PROBLEM REQUIREMENTS: Copy out all the lines in the records that include the word "triangle".

RECORDS SUPPLIED:

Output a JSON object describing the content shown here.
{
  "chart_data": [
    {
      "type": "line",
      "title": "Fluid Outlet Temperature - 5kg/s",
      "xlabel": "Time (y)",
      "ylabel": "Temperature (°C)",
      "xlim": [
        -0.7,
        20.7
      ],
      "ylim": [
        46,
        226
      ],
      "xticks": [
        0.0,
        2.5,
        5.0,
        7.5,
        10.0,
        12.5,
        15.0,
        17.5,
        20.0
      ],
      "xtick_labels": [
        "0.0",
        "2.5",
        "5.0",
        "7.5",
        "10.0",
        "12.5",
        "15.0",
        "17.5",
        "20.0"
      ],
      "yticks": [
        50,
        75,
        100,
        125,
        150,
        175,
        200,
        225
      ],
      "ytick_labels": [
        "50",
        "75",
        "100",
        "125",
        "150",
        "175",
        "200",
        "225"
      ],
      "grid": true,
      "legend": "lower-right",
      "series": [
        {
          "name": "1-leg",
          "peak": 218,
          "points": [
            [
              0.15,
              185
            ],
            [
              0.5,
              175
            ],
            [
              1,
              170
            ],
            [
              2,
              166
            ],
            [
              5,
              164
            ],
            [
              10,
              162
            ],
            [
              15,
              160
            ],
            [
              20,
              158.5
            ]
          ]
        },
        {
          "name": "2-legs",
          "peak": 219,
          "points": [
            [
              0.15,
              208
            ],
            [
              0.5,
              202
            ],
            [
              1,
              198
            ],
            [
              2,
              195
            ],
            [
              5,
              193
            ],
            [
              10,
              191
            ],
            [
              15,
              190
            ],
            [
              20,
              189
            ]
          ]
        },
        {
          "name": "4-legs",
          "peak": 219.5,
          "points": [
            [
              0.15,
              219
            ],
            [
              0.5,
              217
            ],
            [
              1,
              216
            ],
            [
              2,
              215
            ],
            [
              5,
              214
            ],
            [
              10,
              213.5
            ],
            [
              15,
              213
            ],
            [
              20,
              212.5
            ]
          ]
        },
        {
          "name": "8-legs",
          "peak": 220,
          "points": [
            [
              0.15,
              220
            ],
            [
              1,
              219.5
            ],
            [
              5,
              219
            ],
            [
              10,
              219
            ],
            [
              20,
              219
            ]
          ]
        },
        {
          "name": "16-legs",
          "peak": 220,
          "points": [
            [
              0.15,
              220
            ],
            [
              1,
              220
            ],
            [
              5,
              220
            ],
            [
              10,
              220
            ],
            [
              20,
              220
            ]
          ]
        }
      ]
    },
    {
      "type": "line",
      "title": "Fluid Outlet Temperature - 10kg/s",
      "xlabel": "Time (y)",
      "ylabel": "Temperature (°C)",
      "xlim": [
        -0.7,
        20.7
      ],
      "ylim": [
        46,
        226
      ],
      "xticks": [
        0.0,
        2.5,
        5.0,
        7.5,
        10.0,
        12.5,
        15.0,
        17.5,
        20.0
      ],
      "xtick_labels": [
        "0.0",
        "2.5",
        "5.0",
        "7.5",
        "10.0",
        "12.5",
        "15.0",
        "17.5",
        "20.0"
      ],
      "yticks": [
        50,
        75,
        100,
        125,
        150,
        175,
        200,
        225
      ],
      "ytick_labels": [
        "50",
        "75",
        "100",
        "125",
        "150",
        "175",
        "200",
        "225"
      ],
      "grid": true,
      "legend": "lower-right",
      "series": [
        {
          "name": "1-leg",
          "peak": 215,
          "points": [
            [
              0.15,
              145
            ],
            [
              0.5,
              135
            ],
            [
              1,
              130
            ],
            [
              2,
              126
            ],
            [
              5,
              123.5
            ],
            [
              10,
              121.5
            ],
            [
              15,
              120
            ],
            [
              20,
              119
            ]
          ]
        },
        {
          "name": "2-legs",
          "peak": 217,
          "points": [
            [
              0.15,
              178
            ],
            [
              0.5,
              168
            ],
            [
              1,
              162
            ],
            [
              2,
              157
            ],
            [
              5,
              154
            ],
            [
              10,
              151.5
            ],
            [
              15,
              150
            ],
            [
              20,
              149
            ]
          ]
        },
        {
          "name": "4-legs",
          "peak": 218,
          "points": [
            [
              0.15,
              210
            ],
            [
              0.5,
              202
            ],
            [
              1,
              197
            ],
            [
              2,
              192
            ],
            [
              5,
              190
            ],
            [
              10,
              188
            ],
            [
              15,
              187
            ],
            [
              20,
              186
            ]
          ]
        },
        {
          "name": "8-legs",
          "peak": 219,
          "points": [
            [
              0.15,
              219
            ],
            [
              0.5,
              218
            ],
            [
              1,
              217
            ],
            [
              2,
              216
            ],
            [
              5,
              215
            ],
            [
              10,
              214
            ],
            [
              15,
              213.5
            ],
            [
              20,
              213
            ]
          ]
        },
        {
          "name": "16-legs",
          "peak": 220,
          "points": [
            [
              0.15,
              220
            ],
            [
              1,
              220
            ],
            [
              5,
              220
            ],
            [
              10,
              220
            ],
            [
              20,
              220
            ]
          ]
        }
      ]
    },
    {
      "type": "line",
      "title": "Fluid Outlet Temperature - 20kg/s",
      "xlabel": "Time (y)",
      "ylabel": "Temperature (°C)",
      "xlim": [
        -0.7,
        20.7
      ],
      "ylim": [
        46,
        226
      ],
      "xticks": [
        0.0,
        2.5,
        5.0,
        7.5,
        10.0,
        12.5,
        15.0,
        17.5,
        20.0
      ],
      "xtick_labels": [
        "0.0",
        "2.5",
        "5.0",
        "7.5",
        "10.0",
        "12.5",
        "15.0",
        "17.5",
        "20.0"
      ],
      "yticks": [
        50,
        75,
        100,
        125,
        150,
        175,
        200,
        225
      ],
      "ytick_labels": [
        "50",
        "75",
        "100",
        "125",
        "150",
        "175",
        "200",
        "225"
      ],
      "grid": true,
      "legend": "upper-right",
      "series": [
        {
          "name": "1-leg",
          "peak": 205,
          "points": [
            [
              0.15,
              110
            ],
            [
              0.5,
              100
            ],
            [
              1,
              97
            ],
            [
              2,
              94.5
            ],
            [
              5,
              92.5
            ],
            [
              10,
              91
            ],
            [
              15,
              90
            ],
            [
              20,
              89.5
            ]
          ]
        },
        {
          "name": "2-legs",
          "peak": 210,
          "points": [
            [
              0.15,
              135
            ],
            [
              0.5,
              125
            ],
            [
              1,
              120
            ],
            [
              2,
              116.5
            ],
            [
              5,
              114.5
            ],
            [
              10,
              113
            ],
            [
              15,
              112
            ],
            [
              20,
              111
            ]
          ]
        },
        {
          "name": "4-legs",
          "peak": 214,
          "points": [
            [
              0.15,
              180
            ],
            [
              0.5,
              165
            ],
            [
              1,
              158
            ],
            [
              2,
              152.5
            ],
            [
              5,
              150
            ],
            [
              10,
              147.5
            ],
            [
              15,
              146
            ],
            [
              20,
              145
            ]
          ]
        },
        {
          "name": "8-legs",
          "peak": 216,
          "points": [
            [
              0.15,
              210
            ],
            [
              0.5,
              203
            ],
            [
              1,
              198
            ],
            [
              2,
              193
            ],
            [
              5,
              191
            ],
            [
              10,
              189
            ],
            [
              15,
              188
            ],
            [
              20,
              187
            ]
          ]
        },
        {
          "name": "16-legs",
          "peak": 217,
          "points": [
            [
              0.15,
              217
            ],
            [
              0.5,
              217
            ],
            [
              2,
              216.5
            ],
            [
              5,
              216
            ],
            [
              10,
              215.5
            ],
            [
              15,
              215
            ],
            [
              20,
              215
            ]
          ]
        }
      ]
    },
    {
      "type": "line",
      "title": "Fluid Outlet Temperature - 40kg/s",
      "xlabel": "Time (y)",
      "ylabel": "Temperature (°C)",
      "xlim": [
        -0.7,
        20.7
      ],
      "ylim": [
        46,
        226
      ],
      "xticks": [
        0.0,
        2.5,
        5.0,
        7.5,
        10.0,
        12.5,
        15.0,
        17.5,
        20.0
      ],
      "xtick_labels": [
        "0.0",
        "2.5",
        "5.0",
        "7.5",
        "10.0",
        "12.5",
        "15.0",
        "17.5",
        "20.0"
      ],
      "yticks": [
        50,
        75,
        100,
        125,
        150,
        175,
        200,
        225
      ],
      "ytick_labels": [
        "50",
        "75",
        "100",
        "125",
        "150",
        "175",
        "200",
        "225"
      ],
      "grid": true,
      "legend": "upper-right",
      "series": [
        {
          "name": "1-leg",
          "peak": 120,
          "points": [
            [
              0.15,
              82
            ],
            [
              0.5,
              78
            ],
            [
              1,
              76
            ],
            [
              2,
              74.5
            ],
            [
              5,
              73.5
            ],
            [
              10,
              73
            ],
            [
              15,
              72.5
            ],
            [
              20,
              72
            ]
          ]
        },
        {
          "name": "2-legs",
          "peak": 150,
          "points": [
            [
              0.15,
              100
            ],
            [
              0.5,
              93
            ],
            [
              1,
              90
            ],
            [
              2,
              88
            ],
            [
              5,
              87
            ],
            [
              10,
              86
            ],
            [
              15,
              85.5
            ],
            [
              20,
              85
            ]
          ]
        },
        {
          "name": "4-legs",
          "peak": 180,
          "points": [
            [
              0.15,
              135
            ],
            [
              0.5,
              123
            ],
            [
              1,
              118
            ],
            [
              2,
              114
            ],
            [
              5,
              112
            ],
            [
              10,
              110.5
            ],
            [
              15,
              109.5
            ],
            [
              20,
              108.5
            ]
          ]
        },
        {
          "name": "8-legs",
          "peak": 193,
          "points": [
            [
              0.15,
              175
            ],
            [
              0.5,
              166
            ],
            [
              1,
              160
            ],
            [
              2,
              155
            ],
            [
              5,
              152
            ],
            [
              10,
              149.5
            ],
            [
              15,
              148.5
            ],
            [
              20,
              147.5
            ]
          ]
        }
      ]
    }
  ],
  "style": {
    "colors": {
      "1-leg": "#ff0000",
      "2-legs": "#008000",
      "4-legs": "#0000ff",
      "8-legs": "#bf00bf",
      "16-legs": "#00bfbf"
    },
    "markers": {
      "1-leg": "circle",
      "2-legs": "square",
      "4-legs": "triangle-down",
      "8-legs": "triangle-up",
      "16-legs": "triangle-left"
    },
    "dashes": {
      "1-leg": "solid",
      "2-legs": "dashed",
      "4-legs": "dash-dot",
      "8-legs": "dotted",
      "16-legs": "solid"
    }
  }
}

--

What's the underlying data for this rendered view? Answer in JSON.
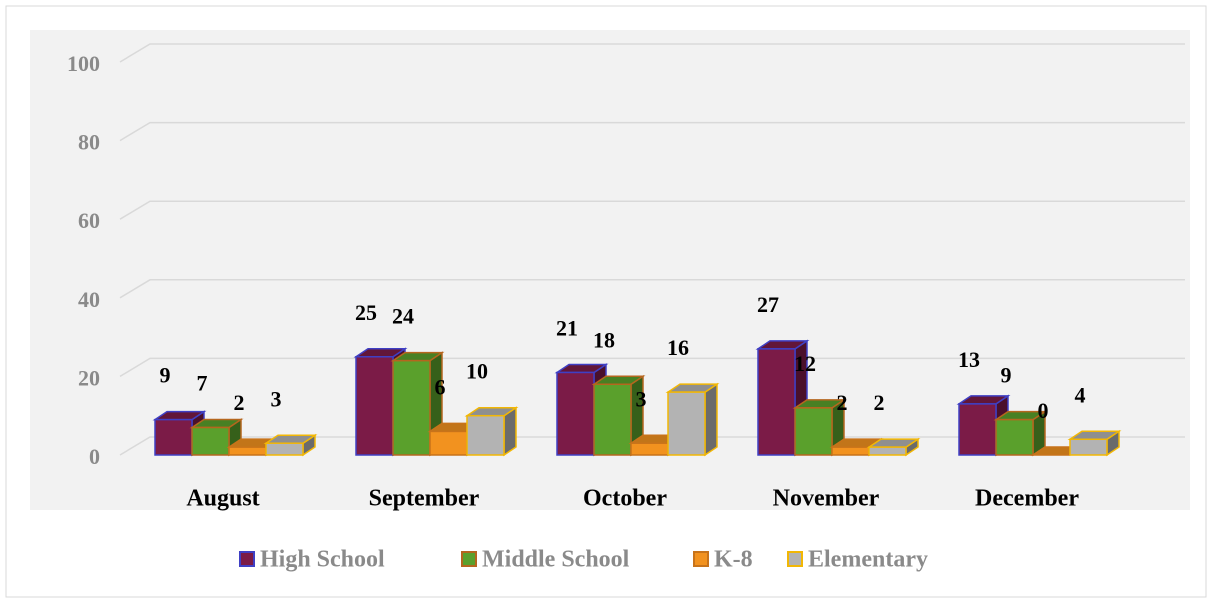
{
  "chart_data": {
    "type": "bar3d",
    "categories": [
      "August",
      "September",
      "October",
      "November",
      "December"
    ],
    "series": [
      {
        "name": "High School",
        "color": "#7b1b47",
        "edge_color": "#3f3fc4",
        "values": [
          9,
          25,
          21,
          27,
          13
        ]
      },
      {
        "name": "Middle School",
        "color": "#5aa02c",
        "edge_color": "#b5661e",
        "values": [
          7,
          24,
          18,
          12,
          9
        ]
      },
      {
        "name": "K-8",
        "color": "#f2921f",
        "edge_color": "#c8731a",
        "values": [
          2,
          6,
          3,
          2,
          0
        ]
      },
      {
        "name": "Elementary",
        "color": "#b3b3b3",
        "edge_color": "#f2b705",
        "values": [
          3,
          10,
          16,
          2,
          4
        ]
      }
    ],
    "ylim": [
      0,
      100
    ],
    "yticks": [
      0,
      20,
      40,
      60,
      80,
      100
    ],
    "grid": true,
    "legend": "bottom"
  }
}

RESPONSE:
      "4-legs": "triangle-down",
      "8-legs": "triangle-up",
      "16-legs": "triangle-left"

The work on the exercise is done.